(Aim) Return all of the data exactly as written, without the pictures.

(Task data)
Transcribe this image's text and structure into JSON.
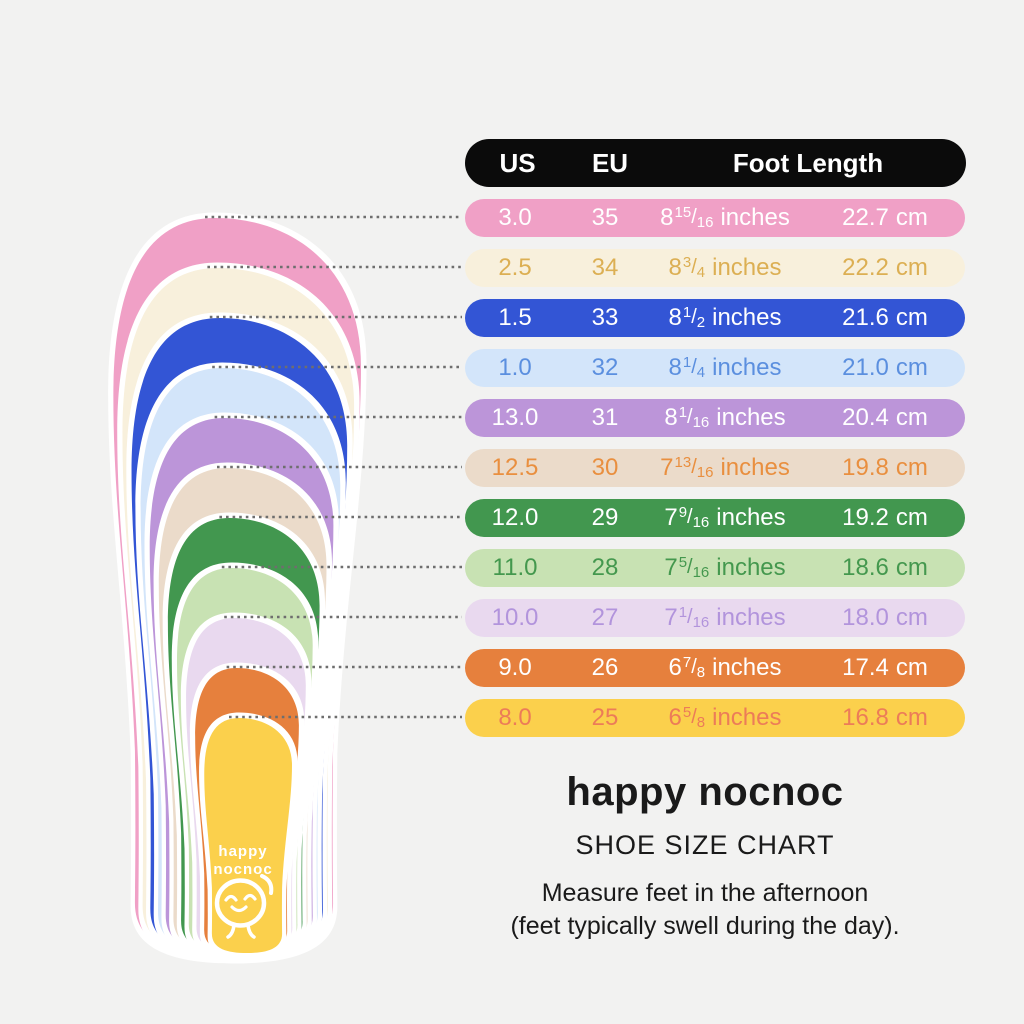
{
  "table": {
    "header": {
      "us": "US",
      "eu": "EU",
      "foot_length": "Foot Length",
      "bg": "#0B0B0B",
      "fg": "#FFFFFF"
    },
    "units": {
      "inches": "inches",
      "cm": "cm"
    },
    "rows": [
      {
        "us": "3.0",
        "eu": "35",
        "inch_whole": "8",
        "inch_num": "15",
        "inch_den": "16",
        "cm": "22.7",
        "bg": "#F0A0C6",
        "fg": "#FFFFFF"
      },
      {
        "us": "2.5",
        "eu": "34",
        "inch_whole": "8",
        "inch_num": "3",
        "inch_den": "4",
        "cm": "22.2",
        "bg": "#F8F0DC",
        "fg": "#DCAF53"
      },
      {
        "us": "1.5",
        "eu": "33",
        "inch_whole": "8",
        "inch_num": "1",
        "inch_den": "2",
        "cm": "21.6",
        "bg": "#3355D5",
        "fg": "#FFFFFF"
      },
      {
        "us": "1.0",
        "eu": "32",
        "inch_whole": "8",
        "inch_num": "1",
        "inch_den": "4",
        "cm": "21.0",
        "bg": "#D3E5FA",
        "fg": "#5B8FDF"
      },
      {
        "us": "13.0",
        "eu": "31",
        "inch_whole": "8",
        "inch_num": "1",
        "inch_den": "16",
        "cm": "20.4",
        "bg": "#BC95D9",
        "fg": "#FFFFFF"
      },
      {
        "us": "12.5",
        "eu": "30",
        "inch_whole": "7",
        "inch_num": "13",
        "inch_den": "16",
        "cm": "19.8",
        "bg": "#EBDBCA",
        "fg": "#E98F3F"
      },
      {
        "us": "12.0",
        "eu": "29",
        "inch_whole": "7",
        "inch_num": "9",
        "inch_den": "16",
        "cm": "19.2",
        "bg": "#42974F",
        "fg": "#FFFFFF"
      },
      {
        "us": "11.0",
        "eu": "28",
        "inch_whole": "7",
        "inch_num": "5",
        "inch_den": "16",
        "cm": "18.6",
        "bg": "#C8E2B3",
        "fg": "#44984E"
      },
      {
        "us": "10.0",
        "eu": "27",
        "inch_whole": "7",
        "inch_num": "1",
        "inch_den": "16",
        "cm": "18.0",
        "bg": "#E9D9EF",
        "fg": "#B294DC"
      },
      {
        "us": "9.0",
        "eu": "26",
        "inch_whole": "6",
        "inch_num": "7",
        "inch_den": "8",
        "cm": "17.4",
        "bg": "#E6803D",
        "fg": "#FFFFFF"
      },
      {
        "us": "8.0",
        "eu": "25",
        "inch_whole": "6",
        "inch_num": "5",
        "inch_den": "8",
        "cm": "16.8",
        "bg": "#FBD04C",
        "fg": "#EC7C58"
      }
    ]
  },
  "insole_stack": {
    "logo_line1": "happy",
    "logo_line2": "nocnoc",
    "logo_color": "#FFFFFF",
    "outline_color": "#FFFFFF",
    "leader_color": "#6E6E6E"
  },
  "footer": {
    "brand": "happy nocnoc",
    "subtitle": "SHOE SIZE CHART",
    "note_line1": "Measure feet in the afternoon",
    "note_line2": "(feet typically swell during the day).",
    "text_color": "#1A1A1A"
  },
  "page": {
    "bg": "#F2F2F1"
  },
  "chart_data": {
    "type": "table",
    "title": "happy nocnoc SHOE SIZE CHART",
    "columns": [
      "US",
      "EU",
      "Foot Length (inches)",
      "Foot Length (cm)"
    ],
    "rows": [
      [
        "3.0",
        "35",
        "8 15/16 inches",
        "22.7 cm"
      ],
      [
        "2.5",
        "34",
        "8 3/4 inches",
        "22.2 cm"
      ],
      [
        "1.5",
        "33",
        "8 1/2 inches",
        "21.6 cm"
      ],
      [
        "1.0",
        "32",
        "8 1/4 inches",
        "21.0 cm"
      ],
      [
        "13.0",
        "31",
        "8 1/16 inches",
        "20.4 cm"
      ],
      [
        "12.5",
        "30",
        "7 13/16 inches",
        "19.8 cm"
      ],
      [
        "12.0",
        "29",
        "7 9/16 inches",
        "19.2 cm"
      ],
      [
        "11.0",
        "28",
        "7 5/16 inches",
        "18.6 cm"
      ],
      [
        "10.0",
        "27",
        "7 1/16 inches",
        "18.0 cm"
      ],
      [
        "9.0",
        "26",
        "6 7/8 inches",
        "17.4 cm"
      ],
      [
        "8.0",
        "25",
        "6 5/8 inches",
        "16.8 cm"
      ]
    ],
    "notes": "Nested insole illustration on the left; each insole color matches a table row; dotted leader lines connect insole toe edges to rows."
  }
}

(Solution to this problem)
Transcribe this image's text and structure into JSON.
{
  "table": {
    "header": {
      "us": "US",
      "eu": "EU",
      "foot_length": "Foot Length",
      "bg": "#0B0B0B",
      "fg": "#FFFFFF"
    },
    "units": {
      "inches": "inches",
      "cm": "cm"
    },
    "rows": [
      {
        "us": "3.0",
        "eu": "35",
        "inch_whole": "8",
        "inch_num": "15",
        "inch_den": "16",
        "cm": "22.7",
        "bg": "#F0A0C6",
        "fg": "#FFFFFF"
      },
      {
        "us": "2.5",
        "eu": "34",
        "inch_whole": "8",
        "inch_num": "3",
        "inch_den": "4",
        "cm": "22.2",
        "bg": "#F8F0DC",
        "fg": "#DCAF53"
      },
      {
        "us": "1.5",
        "eu": "33",
        "inch_whole": "8",
        "inch_num": "1",
        "inch_den": "2",
        "cm": "21.6",
        "bg": "#3355D5",
        "fg": "#FFFFFF"
      },
      {
        "us": "1.0",
        "eu": "32",
        "inch_whole": "8",
        "inch_num": "1",
        "inch_den": "4",
        "cm": "21.0",
        "bg": "#D3E5FA",
        "fg": "#5B8FDF"
      },
      {
        "us": "13.0",
        "eu": "31",
        "inch_whole": "8",
        "inch_num": "1",
        "inch_den": "16",
        "cm": "20.4",
        "bg": "#BC95D9",
        "fg": "#FFFFFF"
      },
      {
        "us": "12.5",
        "eu": "30",
        "inch_whole": "7",
        "inch_num": "13",
        "inch_den": "16",
        "cm": "19.8",
        "bg": "#EBDBCA",
        "fg": "#E98F3F"
      },
      {
        "us": "12.0",
        "eu": "29",
        "inch_whole": "7",
        "inch_num": "9",
        "inch_den": "16",
        "cm": "19.2",
        "bg": "#42974F",
        "fg": "#FFFFFF"
      },
      {
        "us": "11.0",
        "eu": "28",
        "inch_whole": "7",
        "inch_num": "5",
        "inch_den": "16",
        "cm": "18.6",
        "bg": "#C8E2B3",
        "fg": "#44984E"
      },
      {
        "us": "10.0",
        "eu": "27",
        "inch_whole": "7",
        "inch_num": "1",
        "inch_den": "16",
        "cm": "18.0",
        "bg": "#E9D9EF",
        "fg": "#B294DC"
      },
      {
        "us": "9.0",
        "eu": "26",
        "inch_whole": "6",
        "inch_num": "7",
        "inch_den": "8",
        "cm": "17.4",
        "bg": "#E6803D",
        "fg": "#FFFFFF"
      },
      {
        "us": "8.0",
        "eu": "25",
        "inch_whole": "6",
        "inch_num": "5",
        "inch_den": "8",
        "cm": "16.8",
        "bg": "#FBD04C",
        "fg": "#EC7C58"
      }
    ]
  },
  "insole_stack": {
    "logo_line1": "happy",
    "logo_line2": "nocnoc",
    "logo_color": "#FFFFFF",
    "outline_color": "#FFFFFF",
    "leader_color": "#6E6E6E"
  },
  "footer": {
    "brand": "happy nocnoc",
    "subtitle": "SHOE SIZE CHART",
    "note_line1": "Measure feet in the afternoon",
    "note_line2": "(feet typically swell during the day).",
    "text_color": "#1A1A1A"
  },
  "page": {
    "bg": "#F2F2F1"
  },
  "chart_data": {
    "type": "table",
    "title": "happy nocnoc SHOE SIZE CHART",
    "columns": [
      "US",
      "EU",
      "Foot Length (inches)",
      "Foot Length (cm)"
    ],
    "rows": [
      [
        "3.0",
        "35",
        "8 15/16 inches",
        "22.7 cm"
      ],
      [
        "2.5",
        "34",
        "8 3/4 inches",
        "22.2 cm"
      ],
      [
        "1.5",
        "33",
        "8 1/2 inches",
        "21.6 cm"
      ],
      [
        "1.0",
        "32",
        "8 1/4 inches",
        "21.0 cm"
      ],
      [
        "13.0",
        "31",
        "8 1/16 inches",
        "20.4 cm"
      ],
      [
        "12.5",
        "30",
        "7 13/16 inches",
        "19.8 cm"
      ],
      [
        "12.0",
        "29",
        "7 9/16 inches",
        "19.2 cm"
      ],
      [
        "11.0",
        "28",
        "7 5/16 inches",
        "18.6 cm"
      ],
      [
        "10.0",
        "27",
        "7 1/16 inches",
        "18.0 cm"
      ],
      [
        "9.0",
        "26",
        "6 7/8 inches",
        "17.4 cm"
      ],
      [
        "8.0",
        "25",
        "6 5/8 inches",
        "16.8 cm"
      ]
    ],
    "notes": "Nested insole illustration on the left; each insole color matches a table row; dotted leader lines connect insole toe edges to rows."
  }
}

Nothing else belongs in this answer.